_DIRECTIONS FOR THIS TASK_
In the material below, find how many lines contain the string "verified". Write only that number.

# # #

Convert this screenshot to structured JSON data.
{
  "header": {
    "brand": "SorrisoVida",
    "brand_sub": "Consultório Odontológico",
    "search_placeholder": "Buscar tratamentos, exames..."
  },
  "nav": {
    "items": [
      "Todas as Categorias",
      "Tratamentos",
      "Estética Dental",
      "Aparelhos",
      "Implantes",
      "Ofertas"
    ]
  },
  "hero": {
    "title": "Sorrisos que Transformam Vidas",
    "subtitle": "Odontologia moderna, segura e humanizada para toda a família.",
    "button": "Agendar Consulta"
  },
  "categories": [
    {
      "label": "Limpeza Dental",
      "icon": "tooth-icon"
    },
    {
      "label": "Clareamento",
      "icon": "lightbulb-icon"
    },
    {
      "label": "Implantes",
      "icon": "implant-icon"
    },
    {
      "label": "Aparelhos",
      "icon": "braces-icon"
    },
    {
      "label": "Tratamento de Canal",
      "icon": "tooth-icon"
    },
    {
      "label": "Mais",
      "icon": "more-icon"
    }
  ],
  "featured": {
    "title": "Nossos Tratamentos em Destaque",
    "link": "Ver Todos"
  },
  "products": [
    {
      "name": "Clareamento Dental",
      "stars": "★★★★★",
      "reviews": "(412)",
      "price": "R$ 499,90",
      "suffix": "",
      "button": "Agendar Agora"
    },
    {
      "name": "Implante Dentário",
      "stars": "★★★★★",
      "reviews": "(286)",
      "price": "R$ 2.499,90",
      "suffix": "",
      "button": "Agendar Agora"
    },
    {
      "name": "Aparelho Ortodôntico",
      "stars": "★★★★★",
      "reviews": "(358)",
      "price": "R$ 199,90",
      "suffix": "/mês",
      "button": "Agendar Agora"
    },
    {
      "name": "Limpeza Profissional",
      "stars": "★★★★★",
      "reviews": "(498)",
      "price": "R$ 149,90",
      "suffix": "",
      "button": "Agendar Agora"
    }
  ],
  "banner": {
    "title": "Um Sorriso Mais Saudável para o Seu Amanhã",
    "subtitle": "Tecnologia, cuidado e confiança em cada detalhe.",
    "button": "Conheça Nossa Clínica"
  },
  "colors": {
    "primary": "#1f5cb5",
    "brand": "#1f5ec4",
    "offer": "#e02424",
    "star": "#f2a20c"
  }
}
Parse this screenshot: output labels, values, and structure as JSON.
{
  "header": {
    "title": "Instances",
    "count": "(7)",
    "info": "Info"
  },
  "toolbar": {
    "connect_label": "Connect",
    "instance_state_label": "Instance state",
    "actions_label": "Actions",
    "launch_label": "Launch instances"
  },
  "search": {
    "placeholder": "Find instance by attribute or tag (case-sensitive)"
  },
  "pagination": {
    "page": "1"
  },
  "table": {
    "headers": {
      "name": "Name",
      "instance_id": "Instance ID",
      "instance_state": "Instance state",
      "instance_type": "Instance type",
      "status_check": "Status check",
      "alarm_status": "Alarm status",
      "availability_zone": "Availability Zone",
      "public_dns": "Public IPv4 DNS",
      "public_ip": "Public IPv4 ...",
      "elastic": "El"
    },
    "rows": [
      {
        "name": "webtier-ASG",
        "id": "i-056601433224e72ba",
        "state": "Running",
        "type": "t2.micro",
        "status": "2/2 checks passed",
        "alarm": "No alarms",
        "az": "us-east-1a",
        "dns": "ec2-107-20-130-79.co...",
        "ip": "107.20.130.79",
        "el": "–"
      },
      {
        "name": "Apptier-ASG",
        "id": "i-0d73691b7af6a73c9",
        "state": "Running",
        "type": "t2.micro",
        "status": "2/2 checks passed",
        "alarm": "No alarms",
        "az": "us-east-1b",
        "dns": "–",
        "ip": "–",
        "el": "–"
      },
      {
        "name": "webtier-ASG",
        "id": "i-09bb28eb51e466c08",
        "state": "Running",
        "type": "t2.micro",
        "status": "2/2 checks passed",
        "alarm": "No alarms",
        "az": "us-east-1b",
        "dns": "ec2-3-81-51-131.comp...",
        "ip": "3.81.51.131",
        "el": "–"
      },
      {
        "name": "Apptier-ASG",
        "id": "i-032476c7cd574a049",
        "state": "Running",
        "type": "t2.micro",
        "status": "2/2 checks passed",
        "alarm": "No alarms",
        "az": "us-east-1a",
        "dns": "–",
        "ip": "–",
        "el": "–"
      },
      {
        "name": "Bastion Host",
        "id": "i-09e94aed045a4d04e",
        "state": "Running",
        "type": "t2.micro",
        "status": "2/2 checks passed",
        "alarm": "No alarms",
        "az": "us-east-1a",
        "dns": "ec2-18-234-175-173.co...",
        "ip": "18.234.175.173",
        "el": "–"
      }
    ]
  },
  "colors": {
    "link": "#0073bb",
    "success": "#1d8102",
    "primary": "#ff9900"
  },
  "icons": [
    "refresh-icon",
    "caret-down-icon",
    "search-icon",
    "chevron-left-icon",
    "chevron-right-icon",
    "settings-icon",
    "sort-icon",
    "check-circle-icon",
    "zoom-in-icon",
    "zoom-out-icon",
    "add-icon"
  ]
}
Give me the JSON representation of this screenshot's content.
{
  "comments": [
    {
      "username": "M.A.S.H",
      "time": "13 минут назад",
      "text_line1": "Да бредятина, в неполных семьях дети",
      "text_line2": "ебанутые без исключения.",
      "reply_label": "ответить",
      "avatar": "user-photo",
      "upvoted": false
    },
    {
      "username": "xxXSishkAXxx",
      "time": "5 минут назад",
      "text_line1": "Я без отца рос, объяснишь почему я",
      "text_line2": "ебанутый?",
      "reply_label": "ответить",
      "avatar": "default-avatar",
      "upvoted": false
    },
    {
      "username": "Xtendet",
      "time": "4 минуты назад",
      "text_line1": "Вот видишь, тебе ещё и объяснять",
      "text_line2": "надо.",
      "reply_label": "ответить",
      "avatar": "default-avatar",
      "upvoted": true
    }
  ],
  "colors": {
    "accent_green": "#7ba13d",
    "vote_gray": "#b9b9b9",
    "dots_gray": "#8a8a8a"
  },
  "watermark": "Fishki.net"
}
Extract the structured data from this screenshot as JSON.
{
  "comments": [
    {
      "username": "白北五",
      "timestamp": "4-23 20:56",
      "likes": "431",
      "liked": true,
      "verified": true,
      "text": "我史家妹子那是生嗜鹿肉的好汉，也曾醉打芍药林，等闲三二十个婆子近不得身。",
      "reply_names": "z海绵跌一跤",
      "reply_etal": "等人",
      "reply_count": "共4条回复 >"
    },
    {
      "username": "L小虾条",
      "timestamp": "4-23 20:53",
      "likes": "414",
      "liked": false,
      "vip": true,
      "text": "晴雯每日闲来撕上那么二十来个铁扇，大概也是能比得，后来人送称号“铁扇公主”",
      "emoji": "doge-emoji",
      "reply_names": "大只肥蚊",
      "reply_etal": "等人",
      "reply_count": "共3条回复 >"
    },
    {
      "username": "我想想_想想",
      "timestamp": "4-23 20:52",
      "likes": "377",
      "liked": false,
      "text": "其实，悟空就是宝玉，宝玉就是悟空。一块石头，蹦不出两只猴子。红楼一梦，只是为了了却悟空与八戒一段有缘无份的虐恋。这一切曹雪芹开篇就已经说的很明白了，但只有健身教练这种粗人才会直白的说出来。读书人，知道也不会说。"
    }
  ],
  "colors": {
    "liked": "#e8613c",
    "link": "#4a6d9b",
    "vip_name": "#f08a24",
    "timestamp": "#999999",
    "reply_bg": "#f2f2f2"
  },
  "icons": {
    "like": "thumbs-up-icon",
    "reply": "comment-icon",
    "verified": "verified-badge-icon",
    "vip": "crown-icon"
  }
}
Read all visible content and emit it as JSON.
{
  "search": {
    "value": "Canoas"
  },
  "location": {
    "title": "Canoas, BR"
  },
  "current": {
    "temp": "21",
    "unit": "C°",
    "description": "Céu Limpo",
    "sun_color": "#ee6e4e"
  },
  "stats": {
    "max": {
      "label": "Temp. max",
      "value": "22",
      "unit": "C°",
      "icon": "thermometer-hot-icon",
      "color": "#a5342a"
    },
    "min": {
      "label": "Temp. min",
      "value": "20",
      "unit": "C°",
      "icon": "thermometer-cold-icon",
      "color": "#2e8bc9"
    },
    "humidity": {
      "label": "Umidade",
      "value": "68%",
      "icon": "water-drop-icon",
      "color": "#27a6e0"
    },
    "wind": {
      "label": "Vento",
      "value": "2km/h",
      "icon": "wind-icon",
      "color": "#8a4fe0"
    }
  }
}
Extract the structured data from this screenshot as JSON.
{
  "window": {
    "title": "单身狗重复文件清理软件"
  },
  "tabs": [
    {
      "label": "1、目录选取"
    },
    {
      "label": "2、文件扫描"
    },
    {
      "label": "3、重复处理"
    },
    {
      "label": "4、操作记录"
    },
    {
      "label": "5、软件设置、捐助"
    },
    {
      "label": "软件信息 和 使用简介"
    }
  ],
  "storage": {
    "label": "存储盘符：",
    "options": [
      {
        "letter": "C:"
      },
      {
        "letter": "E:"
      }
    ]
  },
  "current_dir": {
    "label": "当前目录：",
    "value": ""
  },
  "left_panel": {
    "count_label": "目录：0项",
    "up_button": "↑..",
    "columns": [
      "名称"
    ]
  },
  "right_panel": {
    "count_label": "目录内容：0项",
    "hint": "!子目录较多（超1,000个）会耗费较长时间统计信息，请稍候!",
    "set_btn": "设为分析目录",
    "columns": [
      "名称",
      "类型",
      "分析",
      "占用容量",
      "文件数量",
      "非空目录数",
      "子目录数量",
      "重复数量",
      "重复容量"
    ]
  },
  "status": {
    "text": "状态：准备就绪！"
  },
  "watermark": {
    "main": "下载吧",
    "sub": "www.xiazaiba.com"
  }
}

# # #

_EXERCISE SOLUTION_
2